### Work to be completed
Please set down all the lines beneath this one exactly, without the pictures.

═════ Records provided ═════

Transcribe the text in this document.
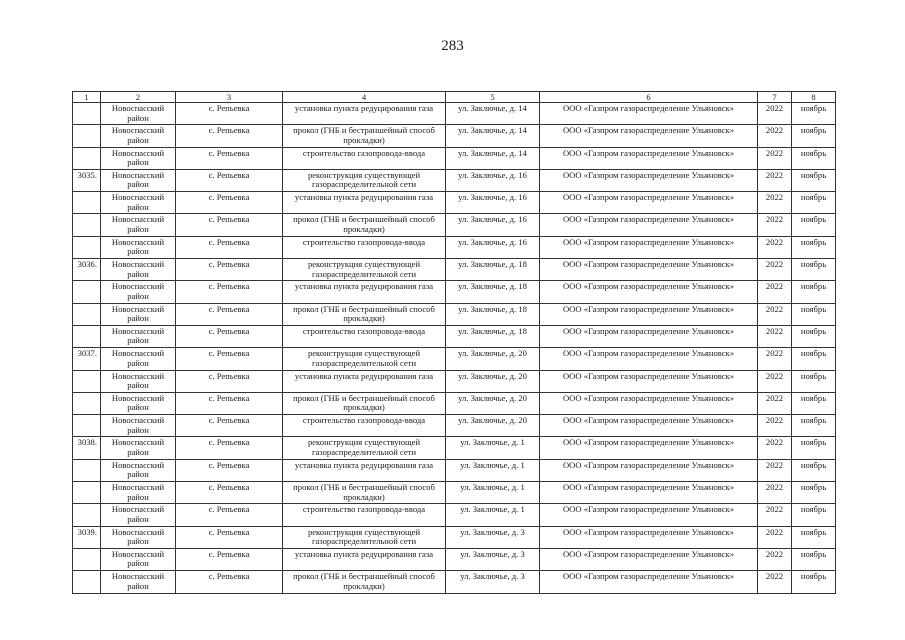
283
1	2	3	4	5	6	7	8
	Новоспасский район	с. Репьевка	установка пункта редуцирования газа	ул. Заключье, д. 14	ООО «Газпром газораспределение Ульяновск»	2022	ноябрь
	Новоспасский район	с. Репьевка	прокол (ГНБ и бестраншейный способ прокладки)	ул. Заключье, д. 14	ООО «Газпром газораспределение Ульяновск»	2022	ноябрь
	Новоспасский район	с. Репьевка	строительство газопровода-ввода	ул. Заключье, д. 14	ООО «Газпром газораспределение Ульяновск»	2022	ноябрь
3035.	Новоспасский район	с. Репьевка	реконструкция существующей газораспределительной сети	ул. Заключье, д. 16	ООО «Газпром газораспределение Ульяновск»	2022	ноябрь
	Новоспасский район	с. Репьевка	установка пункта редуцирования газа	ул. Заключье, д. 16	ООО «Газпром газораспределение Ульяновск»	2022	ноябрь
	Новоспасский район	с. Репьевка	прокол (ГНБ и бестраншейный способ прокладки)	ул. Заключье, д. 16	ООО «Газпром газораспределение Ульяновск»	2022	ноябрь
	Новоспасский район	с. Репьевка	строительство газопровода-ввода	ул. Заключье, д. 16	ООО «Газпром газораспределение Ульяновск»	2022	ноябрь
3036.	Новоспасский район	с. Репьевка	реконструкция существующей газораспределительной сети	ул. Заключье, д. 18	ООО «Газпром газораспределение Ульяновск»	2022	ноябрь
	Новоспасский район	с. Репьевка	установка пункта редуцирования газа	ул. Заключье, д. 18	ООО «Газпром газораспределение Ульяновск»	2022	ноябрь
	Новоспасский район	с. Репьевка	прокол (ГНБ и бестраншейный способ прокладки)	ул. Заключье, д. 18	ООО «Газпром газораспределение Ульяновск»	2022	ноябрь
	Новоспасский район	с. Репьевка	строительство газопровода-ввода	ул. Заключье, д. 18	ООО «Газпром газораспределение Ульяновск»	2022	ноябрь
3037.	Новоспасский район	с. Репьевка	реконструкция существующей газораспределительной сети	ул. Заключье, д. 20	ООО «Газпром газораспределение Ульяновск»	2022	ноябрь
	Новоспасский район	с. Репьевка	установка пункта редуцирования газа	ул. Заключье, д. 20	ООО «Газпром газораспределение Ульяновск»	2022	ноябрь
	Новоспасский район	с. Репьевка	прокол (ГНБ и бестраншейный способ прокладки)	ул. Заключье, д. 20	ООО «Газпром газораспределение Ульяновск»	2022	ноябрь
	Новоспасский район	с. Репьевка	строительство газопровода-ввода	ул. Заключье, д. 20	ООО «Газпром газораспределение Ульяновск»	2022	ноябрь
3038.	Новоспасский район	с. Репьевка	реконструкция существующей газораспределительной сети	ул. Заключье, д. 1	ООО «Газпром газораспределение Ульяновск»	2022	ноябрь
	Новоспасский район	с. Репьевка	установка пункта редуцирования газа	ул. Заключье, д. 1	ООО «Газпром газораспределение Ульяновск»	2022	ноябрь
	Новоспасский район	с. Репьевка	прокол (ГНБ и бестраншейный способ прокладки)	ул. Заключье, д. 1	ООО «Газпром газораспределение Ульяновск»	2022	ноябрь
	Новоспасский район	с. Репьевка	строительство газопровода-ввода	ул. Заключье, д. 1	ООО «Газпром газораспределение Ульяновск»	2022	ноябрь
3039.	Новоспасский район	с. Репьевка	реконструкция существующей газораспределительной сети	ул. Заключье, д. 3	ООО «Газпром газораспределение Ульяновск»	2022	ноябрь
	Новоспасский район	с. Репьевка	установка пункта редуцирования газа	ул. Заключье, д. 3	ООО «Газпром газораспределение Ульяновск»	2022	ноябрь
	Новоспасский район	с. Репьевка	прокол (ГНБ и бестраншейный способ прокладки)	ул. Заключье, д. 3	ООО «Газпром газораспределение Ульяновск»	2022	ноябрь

═════

### Complete response
Transcribe the text in this document.
283
1	2	3	4	5	6	7	8
	Новоспасский район	с. Репьевка	установка пункта редуцирования газа	ул. Заключье, д. 14	ООО «Газпром газораспределение Ульяновск»	2022	ноябрь
	Новоспасский район	с. Репьевка	прокол (ГНБ и бестраншейный способ прокладки)	ул. Заключье, д. 14	ООО «Газпром газораспределение Ульяновск»	2022	ноябрь
	Новоспасский район	с. Репьевка	строительство газопровода-ввода	ул. Заключье, д. 14	ООО «Газпром газораспределение Ульяновск»	2022	ноябрь
3035.	Новоспасский район	с. Репьевка	реконструкция существующей газораспределительной сети	ул. Заключье, д. 16	ООО «Газпром газораспределение Ульяновск»	2022	ноябрь
	Новоспасский район	с. Репьевка	установка пункта редуцирования газа	ул. Заключье, д. 16	ООО «Газпром газораспределение Ульяновск»	2022	ноябрь
	Новоспасский район	с. Репьевка	прокол (ГНБ и бестраншейный способ прокладки)	ул. Заключье, д. 16	ООО «Газпром газораспределение Ульяновск»	2022	ноябрь
	Новоспасский район	с. Репьевка	строительство газопровода-ввода	ул. Заключье, д. 16	ООО «Газпром газораспределение Ульяновск»	2022	ноябрь
3036.	Новоспасский район	с. Репьевка	реконструкция существующей газораспределительной сети	ул. Заключье, д. 18	ООО «Газпром газораспределение Ульяновск»	2022	ноябрь
	Новоспасский район	с. Репьевка	установка пункта редуцирования газа	ул. Заключье, д. 18	ООО «Газпром газораспределение Ульяновск»	2022	ноябрь
	Новоспасский район	с. Репьевка	прокол (ГНБ и бестраншейный способ прокладки)	ул. Заключье, д. 18	ООО «Газпром газораспределение Ульяновск»	2022	ноябрь
	Новоспасский район	с. Репьевка	строительство газопровода-ввода	ул. Заключье, д. 18	ООО «Газпром газораспределение Ульяновск»	2022	ноябрь
3037.	Новоспасский район	с. Репьевка	реконструкция существующей газораспределительной сети	ул. Заключье, д. 20	ООО «Газпром газораспределение Ульяновск»	2022	ноябрь
	Новоспасский район	с. Репьевка	установка пункта редуцирования газа	ул. Заключье, д. 20	ООО «Газпром газораспределение Ульяновск»	2022	ноябрь
	Новоспасский район	с. Репьевка	прокол (ГНБ и бестраншейный способ прокладки)	ул. Заключье, д. 20	ООО «Газпром газораспределение Ульяновск»	2022	ноябрь
	Новоспасский район	с. Репьевка	строительство газопровода-ввода	ул. Заключье, д. 20	ООО «Газпром газораспределение Ульяновск»	2022	ноябрь
3038.	Новоспасский район	с. Репьевка	реконструкция существующей газораспределительной сети	ул. Заключье, д. 1	ООО «Газпром газораспределение Ульяновск»	2022	ноябрь
	Новоспасский район	с. Репьевка	установка пункта редуцирования газа	ул. Заключье, д. 1	ООО «Газпром газораспределение Ульяновск»	2022	ноябрь
	Новоспасский район	с. Репьевка	прокол (ГНБ и бестраншейный способ прокладки)	ул. Заключье, д. 1	ООО «Газпром газораспределение Ульяновск»	2022	ноябрь
	Новоспасский район	с. Репьевка	строительство газопровода-ввода	ул. Заключье, д. 1	ООО «Газпром газораспределение Ульяновск»	2022	ноябрь
3039.	Новоспасский район	с. Репьевка	реконструкция существующей газораспределительной сети	ул. Заключье, д. 3	ООО «Газпром газораспределение Ульяновск»	2022	ноябрь
	Новоспасский район	с. Репьевка	установка пункта редуцирования газа	ул. Заключье, д. 3	ООО «Газпром газораспределение Ульяновск»	2022	ноябрь
	Новоспасский район	с. Репьевка	прокол (ГНБ и бестраншейный способ прокладки)	ул. Заключье, д. 3	ООО «Газпром газораспределение Ульяновск»	2022	ноябрь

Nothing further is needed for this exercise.